I have to shut down on of my boards but want to keep (some) of the content online. Since Google really likes the site it would be great to keep the URLs alive or even better to redirect them to corresponding wiki-pages (which should follow up the board-pages).
Any ideas on how to do this - apart from saving the pages manually?
thats about the only way, pretty much.
although you could just shut down the boards to new posting. I don't know of another way
thanks - I was hoping for some kind of mirror/dump-possibility, as I am working with some (non forum-)systems which build these static pages to lower and distribute system load.
Being quite a PHP-newb I'm giving HTTrack wget a try...
HTTrack isn't a bad choice to do a static mirror of a site. Be careful in the settings, however. Tossing more than four processes against a site can sometimes cause you to be banned on the server.
never heard of that. thanks for the tip ill remember that :)
Lainaus käyttäjältä: Motoko-chan - huhtikuu 04, 2008, 11:25:29 AP
HTTrack isn't a bad choice to do a static mirror of a site. Be careful in the settings, however. Tossing more than four processes against a site can sometimes cause you to be banned on the server.
that is good advice regarding overloading sites (especially dynamically loaded database sites like SMF )by using a scraping tool like HTTRACK.
However, HTTrack can not properly dump a SMF forum as it can only crawl exposed links, furthermore, it will crawl (or attempt to crawl) links which are just not relevant.

### Supplied data
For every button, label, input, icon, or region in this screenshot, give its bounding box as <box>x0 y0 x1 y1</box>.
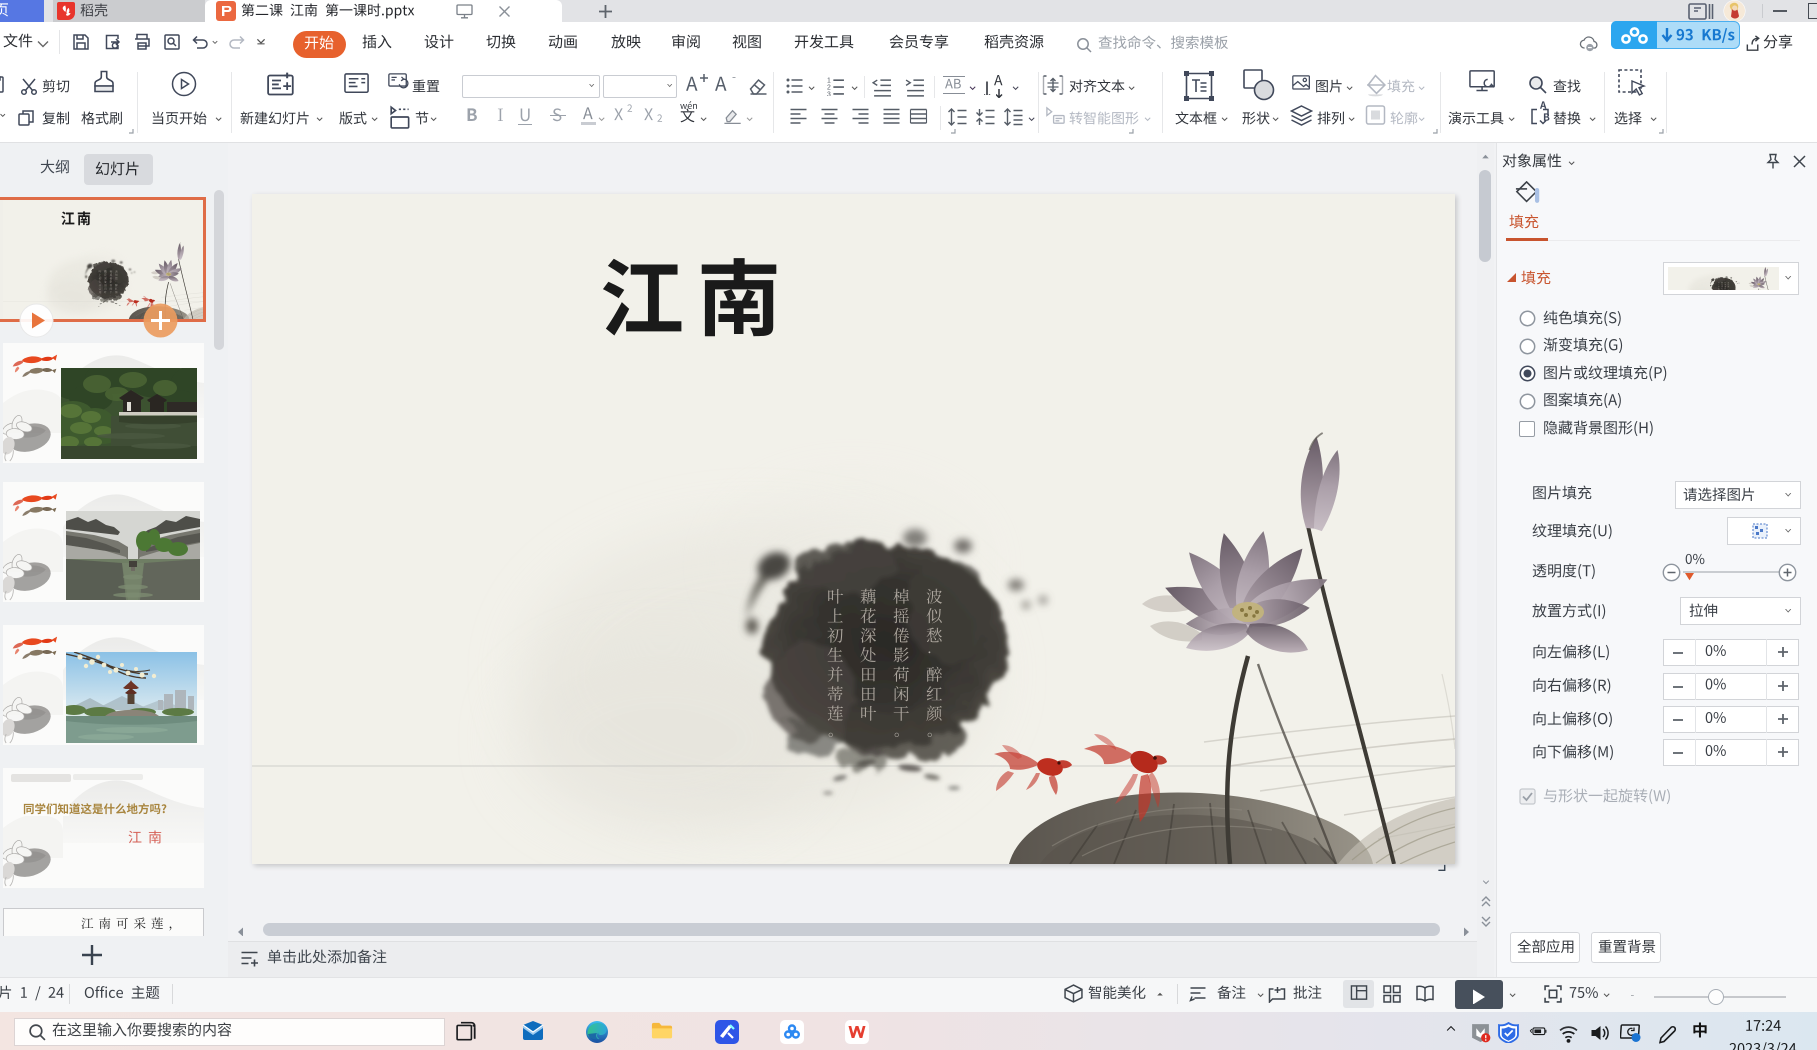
svg-text:3: 3 <box>827 92 831 96</box>
svg-text:1: 1 <box>827 77 831 84</box>
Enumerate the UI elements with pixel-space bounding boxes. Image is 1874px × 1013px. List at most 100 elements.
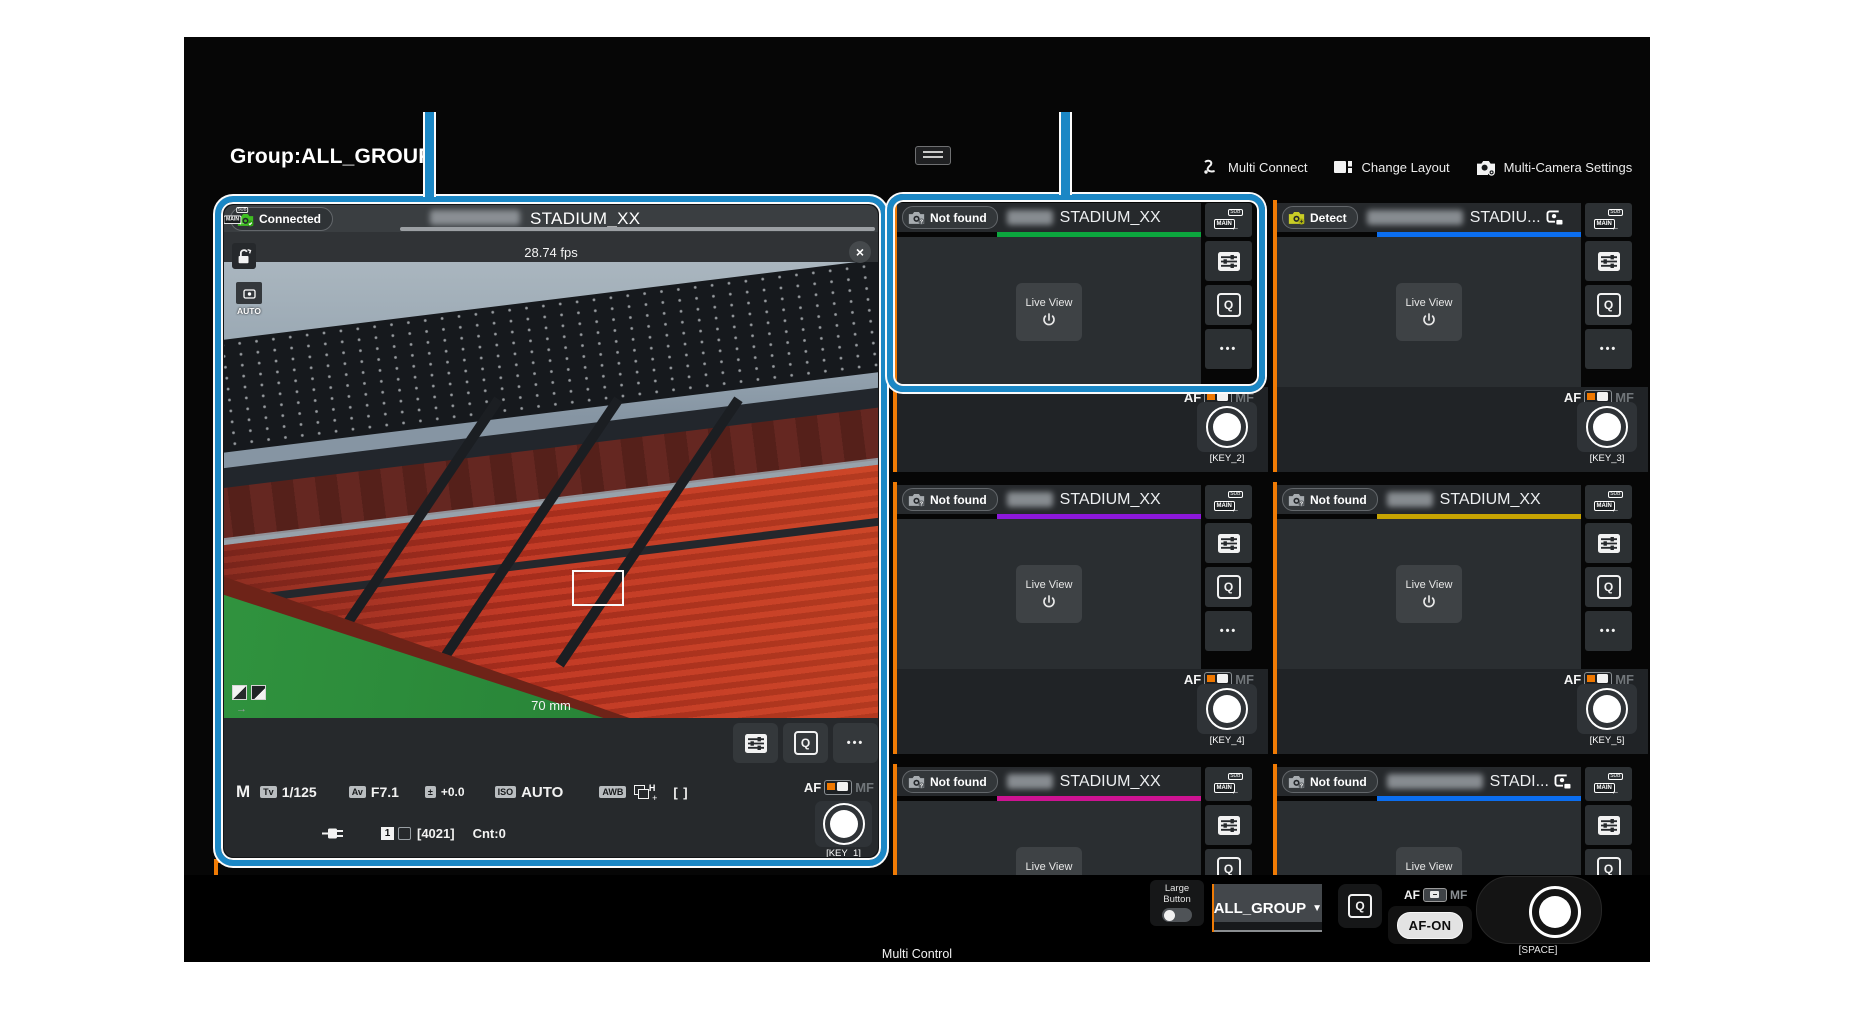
camera-tile: ? + Not found STADIUM_XX Live [1273, 482, 1648, 754]
exposure-comp-badge: ± [425, 786, 436, 799]
camera-name: STADI... [1490, 773, 1549, 791]
camera-tile: ? + Detect STADIU... [1273, 200, 1648, 472]
auto-mode-icon [236, 282, 262, 304]
shutter-button[interactable] [1529, 886, 1581, 938]
multi-control-title: Multi Control [184, 947, 1650, 961]
settings-sliders-button[interactable] [1205, 523, 1252, 563]
live-view-button[interactable]: Live View [1396, 847, 1462, 875]
power-icon [1041, 594, 1057, 610]
main-sub-indicator-icon[interactable]: MAIN SUB ← [224, 207, 249, 227]
main-sub-switch-button[interactable]: MAIN SUB ← [1585, 767, 1632, 801]
camera-name: STADIUM_XX [1060, 209, 1161, 227]
main-sub-switch-button[interactable]: MAIN SUB ← [1585, 203, 1632, 237]
multi-camera-settings-button[interactable]: Multi-Camera Settings [1476, 159, 1633, 176]
af-mf-toggle[interactable]: AF MF [1404, 888, 1467, 902]
chevron-down-icon: ▼ [1312, 903, 1322, 914]
live-view-button[interactable]: Live View [1396, 283, 1462, 341]
power-plug-icon [321, 827, 347, 840]
sliders-icon [1597, 533, 1621, 554]
settings-sliders-button[interactable] [1585, 805, 1632, 845]
change-layout-button[interactable]: Change Layout [1333, 160, 1449, 175]
live-view-button[interactable]: Live View [1016, 847, 1082, 875]
key-area: [KEY_3] [1577, 402, 1637, 464]
more-options-button[interactable]: ••• [1585, 611, 1632, 651]
ip-address-redacted [1387, 492, 1433, 507]
live-view-button[interactable]: Live View [1016, 565, 1082, 623]
multi-control-bar: Large Button ALL_GROUP ▼ Q AF MF AF-ON [… [184, 875, 1650, 962]
main-sub-swap-icon: MAIN SUB ← [1594, 209, 1624, 232]
key-label: [KEY_1] [815, 848, 872, 857]
quick-menu-button[interactable]: Q [1205, 285, 1252, 325]
af-on-button-area: AF-ON [1388, 906, 1472, 944]
quick-menu-button[interactable]: Q [1585, 849, 1632, 875]
live-view-area: Live View [1277, 237, 1581, 387]
key-label: [KEY_4] [1197, 735, 1257, 746]
main-sub-switch-button[interactable]: MAIN SUB ← [1205, 203, 1252, 237]
ip-address-redacted [430, 210, 520, 225]
main-sub-switch-button[interactable]: MAIN SUB ← [1205, 767, 1252, 801]
af-mf-toggle[interactable]: AF MF [804, 780, 874, 795]
key-label: [KEY_5] [1577, 735, 1637, 746]
quick-menu-button[interactable]: Q [1585, 285, 1632, 325]
group-select-dropdown[interactable]: ALL_GROUP ▼ [1212, 884, 1322, 932]
awb-badge[interactable]: AWB [599, 786, 626, 799]
more-options-button[interactable]: ••• [1205, 611, 1252, 651]
shutter-key-button[interactable] [1586, 406, 1628, 448]
status-label: Not found [930, 493, 987, 507]
video-toolbar: 28.74 fps [224, 232, 878, 262]
tile-header: ? + Not found STADIUM_XX [897, 203, 1201, 232]
drawer-handle[interactable] [915, 146, 951, 165]
more-options-button[interactable]: ••• [1205, 329, 1252, 369]
change-layout-icon [1333, 160, 1353, 174]
change-layout-label: Change Layout [1361, 160, 1449, 175]
shutter-key-button[interactable] [1206, 406, 1248, 448]
af-mf-switch-icon [824, 780, 852, 795]
af-on-button[interactable]: AF-ON [1397, 912, 1463, 939]
quick-menu-button[interactable]: Q [783, 723, 828, 763]
iso-value[interactable]: AUTO [521, 784, 563, 801]
settings-sliders-button[interactable] [1205, 241, 1252, 281]
close-button[interactable]: × [849, 241, 871, 263]
checkbox[interactable] [398, 827, 411, 840]
unlock-icon[interactable] [232, 243, 256, 269]
live-view-button[interactable]: Live View [1396, 565, 1462, 623]
shutter-key-button[interactable] [1206, 688, 1248, 730]
shutter-key-button[interactable] [1586, 688, 1628, 730]
callout-line-1 [425, 112, 434, 197]
panel-header: Connected STADIUM_XX MAIN SUB ← [224, 205, 878, 232]
exposure-comp-value[interactable]: +0.0 [441, 785, 465, 799]
live-view-button[interactable]: Live View [1016, 283, 1082, 341]
settings-sliders-button[interactable] [1205, 805, 1252, 845]
quick-menu-button[interactable]: Q [1205, 567, 1252, 607]
settings-sliders-button[interactable] [733, 723, 778, 763]
live-view-area: Live View [1277, 519, 1581, 669]
af-area-icon[interactable]: [ ] [673, 785, 688, 800]
camera-detect-icon: + [1288, 210, 1305, 225]
shutter-key-button[interactable] [823, 803, 865, 845]
q-icon: Q [1597, 575, 1621, 599]
status-badge: ? + Not found [1282, 770, 1378, 793]
camera-notfound-icon: ? [1288, 492, 1305, 507]
more-options-button[interactable]: ••• [833, 723, 878, 763]
shutter-speed[interactable]: 1/125 [282, 784, 317, 800]
multi-camera-settings-label: Multi-Camera Settings [1504, 160, 1633, 175]
multi-connect-button[interactable]: Multi Connect [1202, 159, 1307, 175]
shooting-mode[interactable]: M [236, 782, 250, 802]
large-button-toggle[interactable]: Large Button [1150, 880, 1204, 926]
main-camera-panel-inner: Connected STADIUM_XX MAIN SUB ← 28.74 fp… [224, 205, 878, 857]
av-badge: Av [349, 786, 366, 799]
quick-menu-button[interactable]: Q [1585, 567, 1632, 607]
more-options-button[interactable]: ••• [1585, 329, 1632, 369]
settings-sliders-button[interactable] [1585, 523, 1632, 563]
multi-connect-icon [1202, 159, 1220, 175]
quick-menu-button[interactable]: Q [1205, 849, 1252, 875]
camera-tile: ? + Not found STADI... [1273, 764, 1648, 875]
settings-sliders-button[interactable] [1585, 241, 1632, 281]
aperture-value[interactable]: F7.1 [371, 784, 399, 800]
drive-mode-icon[interactable]: H + [634, 784, 657, 801]
tile-icon-column: MAIN SUB ← Q ••• [1205, 203, 1252, 369]
main-sub-switch-button[interactable]: MAIN SUB ← [1205, 485, 1252, 519]
quick-menu-button[interactable]: Q [1338, 884, 1382, 928]
live-view-label: Live View [1406, 297, 1453, 309]
main-sub-switch-button[interactable]: MAIN SUB ← [1585, 485, 1632, 519]
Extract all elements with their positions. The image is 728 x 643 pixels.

### Goal A
Reproduce the passage of the forum thread on archiving a board, starting with "Lainaus käyttäjältä: Motoko-chan" and going on through "tool like HTTRACK.".
### Goal B
Collect every line of the records that contains the string "quick", treating uppercase and lowercase as distinct.

### Full response A
Lainaus käyttäjältä: Motoko-chan - huhtikuu 04, 2008, 11:25:29 AP
HTTrack isn't a bad choice to do a static mirror of a site. Be careful in the settings, however. Tossing more than four processes against a site can sometimes cause you to be banned on the server.
that is good advice regarding overloading sites (especially dynamically loaded database sites like SMF )by using a scraping tool like HTTRACK.

### Full response B
quick-menu-button[interactable]: Q [1205, 285, 1252, 325]
quick-menu-button[interactable]: Q [1585, 849, 1632, 875]
quick-menu-button[interactable]: Q [1585, 285, 1632, 325]
quick-menu-button[interactable]: Q [783, 723, 828, 763]
quick-menu-button[interactable]: Q [1205, 567, 1252, 607]
quick-menu-button[interactable]: Q [1585, 567, 1632, 607]
quick-menu-button[interactable]: Q [1205, 849, 1252, 875]
quick-menu-button[interactable]: Q [1338, 884, 1382, 928]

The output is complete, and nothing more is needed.